[WHAT YOU WILL DO] Retype the entries exactly, but skip the pictures.

(Source data)
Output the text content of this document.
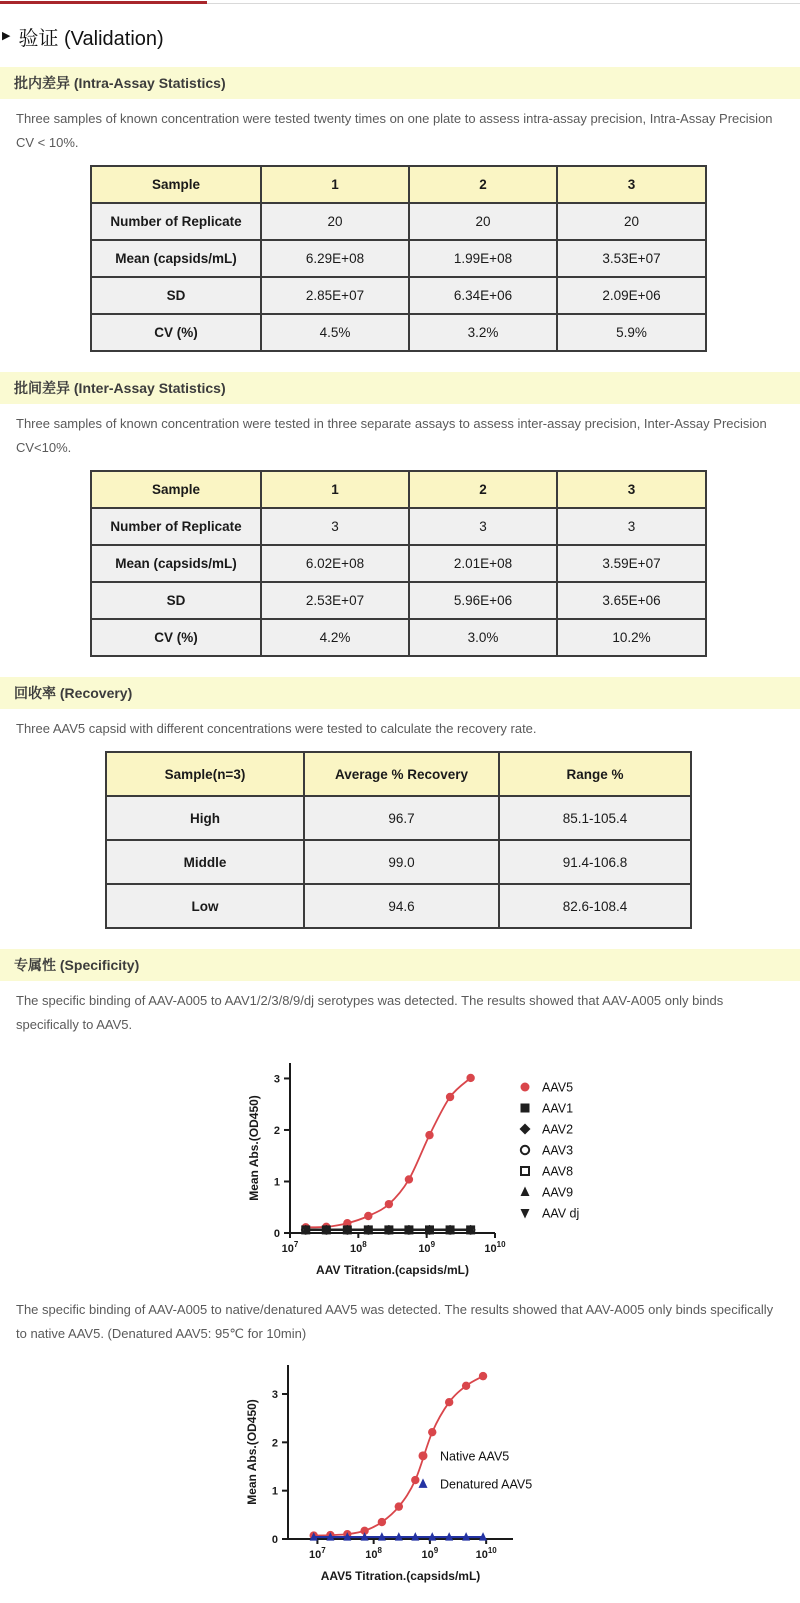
▶ 验证 (Validation)
批内差异 (Intra-Assay Statistics)

Three samples of known concentration were tested twenty times on one plate to assess intra-assay precision, Intra-Assay Precision CV < 10%.

Sample	1	2	3
Number of Replicate	20	20	20
Mean (capsids/mL)	6.29E+08	1.99E+08	3.53E+07
SD	2.85E+07	6.34E+06	2.09E+06
CV (%)	4.5%	3.2%	5.9%
批间差异 (Inter-Assay Statistics)

Three samples of known concentration were tested in three separate assays to assess inter-assay precision, Inter-Assay Precision CV<10%.

Sample	1	2	3
Number of Replicate	3	3	3
Mean (capsids/mL)	6.02E+08	2.01E+08	3.59E+07
SD	2.53E+07	5.96E+06	3.65E+06
CV (%)	4.2%	3.0%	10.2%
回收率 (Recovery)

Three AAV5 capsid with different concentrations were tested to calculate the recovery rate.

Sample(n=3)	Average % Recovery	Range %
High	96.7	85.1-105.4
Middle	99.0	91.4-106.8
Low	94.6	82.6-108.4
专属性 (Specificity)

The specific binding of AAV-A005 to AAV1/2/3/8/9/dj serotypes was detected. The results showed that AAV-A005 only binds specifically to AAV5.

0
1
2
3
$10^7$	$10^8$	$10^9$	$10^{10}$
AAV Titration.(capsids/mL)
Mean Abs.(OD450)
AAV5
AAV1
AAV2
AAV3
AAV8
AAV9
AAV dj

The specific binding of AAV-A005 to native/denatured AAV5 was detected. The results showed that AAV-A005 only binds specifically to native AAV5. (Denatured AAV5: 95℃ for 10min)

0
1
2
3
$10^7$	$10^8$	$10^9$	$10^{10}$
AAV5 Titration.(capsids/mL)
Mean Abs.(OD450)	Native AAV5
Denatured AAV5
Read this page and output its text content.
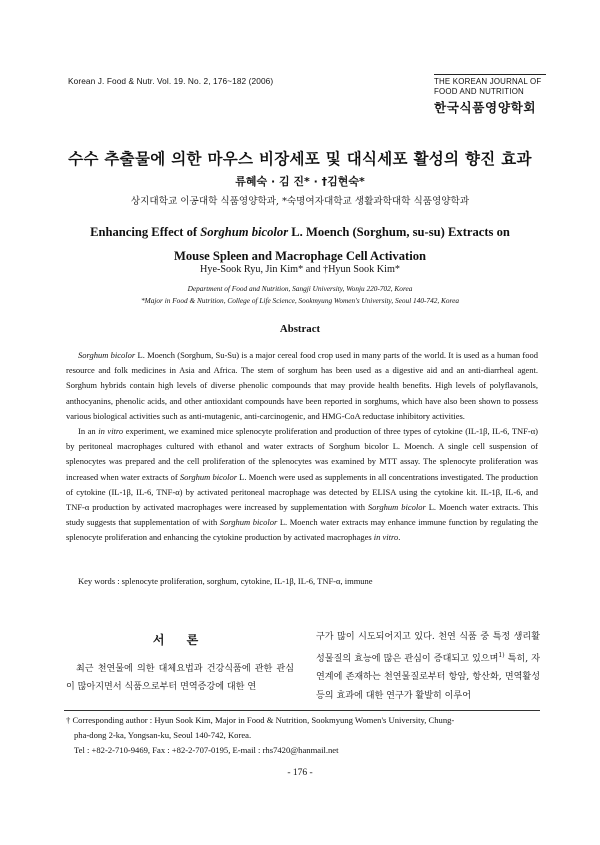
Korean J. Food & Nutr. Vol. 19. No. 2, 176~182 (2006)	THE KOREAN JOURNAL OF
FOOD AND NUTRITION
한국식품영양학회
수수 추출물에 의한 마우스 비장세포 및 대식세포 활성의 향진 효과
류혜숙 · 김 진* · †김현숙*
상지대학교 이공대학 식품영양학과, *숙명여자대학교 생활과학대학 식품영양학과
Enhancing Effect of Sorghum bicolor L. Moench (Sorghum, su-su) Extracts on
Mouse Spleen and Macrophage Cell Activation
Hye-Sook Ryu, Jin Kim* and †Hyun Sook Kim*
Department of Food and Nutrition, Sangji University, Wonju 220-702, Korea
*Major in Food & Nutrition, College of Life Science, Sookmyung Women's University, Seoul 140-742, Korea
Abstract

Sorghum bicolor L. Moench (Sorghum, Su-Su) is a major cereal food crop used in many parts of the world. It is used as a human food resource and folk medicines in Asia and Africa. The stem of sorghum has been used as a digestive aid and an anti-diarrheal agent. Sorghum hybrids contain high levels of diverse phenolic compounds that may provide health benefits. High levels of polyflavanols, anthocyanins, phenolic acids, and other antioxidant compounds have been reported in sorghums, which have also been shown to possess various biological activities such as anti-mutagenic, anti-carcinogenic, and HMG-CoA reductase inhibitory activities.

In an in vitro experiment, we examined mice splenocyte proliferation and production of three types of cytokine (IL-1β, IL-6, TNF-α) by peritoneal macrophages cultured with ethanol and water extracts of Sorghum bicolor L. Moench. A single cell suspension of splenocytes was prepared and the cell proliferation of the splenocytes was examined by MTT assay. The splenocyte proliferation was increased when water extracts of Sorghum bicolor L. Moench were used as supplements in all concentrations investigated. The production of cytokine (IL-1β, IL-6, TNF-α) by activated peritoneal macrophage was detected by ELISA using the cytokine kit. IL-1β, IL-6, and TNF-α production by activated macrophages were increased by supplementation with Sorghum bicolor L. Moench water extracts. This study suggests that supplementation of with Sorghum bicolor L. Moench water extracts may enhance immune function by regulating the splenocyte proliferation and enhancing the cytokine production by activated macrophages in vitro.

Key words : splenocyte proliferation, sorghum, cytokine, IL-1β, IL-6, TNF-α, immune
서 론
최근 천연물에 의한 대체요법과 건강식품에 관한 관심이 많아지면서 식품으로부터 면역증강에 대한 연
구가 많이 시도되어지고 있다. 천연 식품 중 특정 생리활성물질의 효능에 많은 관심이 증대되고 있으며$^{1)}$ 특히, 자연계에 존재하는 천연물질로부터 항암, 항산화, 면역활성 등의 효과에 대한 연구가 활발히 이루어
† Corresponding author : Hyun Sook Kim, Major in Food & Nutrition, Sookmyung Women's University, Chung-
pha-dong 2-ka, Yongsan-ku, Seoul 140-742, Korea.
Tel : +82-2-710-9469, Fax : +82-2-707-0195, E-mail : rhs7420@hanmail.net
- 176 -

[EXERCISE SOLUTION]
Output the text content of this document.
▶ 验证 (Validation)
批内差异 (Intra-Assay Statistics)

Three samples of known concentration were tested twenty times on one plate to assess intra-assay precision, Intra-Assay Precision CV < 10%.

Sample	1	2	3
Number of Replicate	20	20	20
Mean (capsids/mL)	6.29E+08	1.99E+08	3.53E+07
SD	2.85E+07	6.34E+06	2.09E+06
CV (%)	4.5%	3.2%	5.9%
批间差异 (Inter-Assay Statistics)

Three samples of known concentration were tested in three separate assays to assess inter-assay precision, Inter-Assay Precision CV<10%.

Sample	1	2	3
Number of Replicate	3	3	3
Mean (capsids/mL)	6.02E+08	2.01E+08	3.59E+07
SD	2.53E+07	5.96E+06	3.65E+06
CV (%)	4.2%	3.0%	10.2%
回收率 (Recovery)

Three AAV5 capsid with different concentrations were tested to calculate the recovery rate.

Sample(n=3)	Average % Recovery	Range %
High	96.7	85.1-105.4
Middle	99.0	91.4-106.8
Low	94.6	82.6-108.4
专属性 (Specificity)

The specific binding of AAV-A005 to AAV1/2/3/8/9/dj serotypes was detected. The results showed that AAV-A005 only binds specifically to AAV5.

0
1
2
3
$10^7$	$10^8$	$10^9$	$10^{10}$
AAV Titration.(capsids/mL)
Mean Abs.(OD450)
AAV5
AAV1
AAV2
AAV3
AAV8
AAV9
AAV dj

The specific binding of AAV-A005 to native/denatured AAV5 was detected. The results showed that AAV-A005 only binds specifically to native AAV5. (Denatured AAV5: 95℃ for 10min)

0
1
2
3
$10^7$	$10^8$	$10^9$	$10^{10}$
AAV5 Titration.(capsids/mL)
Mean Abs.(OD450)	Native AAV5
Denatured AAV5
Read this page and output its text content.
Korean J. Food & Nutr. Vol. 19. No. 2, 176~182 (2006)	THE KOREAN JOURNAL OF
FOOD AND NUTRITION
한국식품영양학회
수수 추출물에 의한 마우스 비장세포 및 대식세포 활성의 향진 효과
류혜숙 · 김 진* · †김현숙*
상지대학교 이공대학 식품영양학과, *숙명여자대학교 생활과학대학 식품영양학과
Enhancing Effect of Sorghum bicolor L. Moench (Sorghum, su-su) Extracts on
Mouse Spleen and Macrophage Cell Activation
Hye-Sook Ryu, Jin Kim* and †Hyun Sook Kim*
Department of Food and Nutrition, Sangji University, Wonju 220-702, Korea
*Major in Food & Nutrition, College of Life Science, Sookmyung Women's University, Seoul 140-742, Korea
Abstract

Sorghum bicolor L. Moench (Sorghum, Su-Su) is a major cereal food crop used in many parts of the world. It is used as a human food resource and folk medicines in Asia and Africa. The stem of sorghum has been used as a digestive aid and an anti-diarrheal agent. Sorghum hybrids contain high levels of diverse phenolic compounds that may provide health benefits. High levels of polyflavanols, anthocyanins, phenolic acids, and other antioxidant compounds have been reported in sorghums, which have also been shown to possess various biological activities such as anti-mutagenic, anti-carcinogenic, and HMG-CoA reductase inhibitory activities.

In an in vitro experiment, we examined mice splenocyte proliferation and production of three types of cytokine (IL-1β, IL-6, TNF-α) by peritoneal macrophages cultured with ethanol and water extracts of Sorghum bicolor L. Moench. A single cell suspension of splenocytes was prepared and the cell proliferation of the splenocytes was examined by MTT assay. The splenocyte proliferation was increased when water extracts of Sorghum bicolor L. Moench were used as supplements in all concentrations investigated. The production of cytokine (IL-1β, IL-6, TNF-α) by activated peritoneal macrophage was detected by ELISA using the cytokine kit. IL-1β, IL-6, and TNF-α production by activated macrophages were increased by supplementation with Sorghum bicolor L. Moench water extracts. This study suggests that supplementation of with Sorghum bicolor L. Moench water extracts may enhance immune function by regulating the splenocyte proliferation and enhancing the cytokine production by activated macrophages in vitro.

Key words : splenocyte proliferation, sorghum, cytokine, IL-1β, IL-6, TNF-α, immune
서 론
최근 천연물에 의한 대체요법과 건강식품에 관한 관심이 많아지면서 식품으로부터 면역증강에 대한 연
구가 많이 시도되어지고 있다. 천연 식품 중 특정 생리활성물질의 효능에 많은 관심이 증대되고 있으며$^{1)}$ 특히, 자연계에 존재하는 천연물질로부터 항암, 항산화, 면역활성 등의 효과에 대한 연구가 활발히 이루어
† Corresponding author : Hyun Sook Kim, Major in Food & Nutrition, Sookmyung Women's University, Chung-
pha-dong 2-ka, Yongsan-ku, Seoul 140-742, Korea.
Tel : +82-2-710-9469, Fax : +82-2-707-0195, E-mail : rhs7420@hanmail.net
- 176 -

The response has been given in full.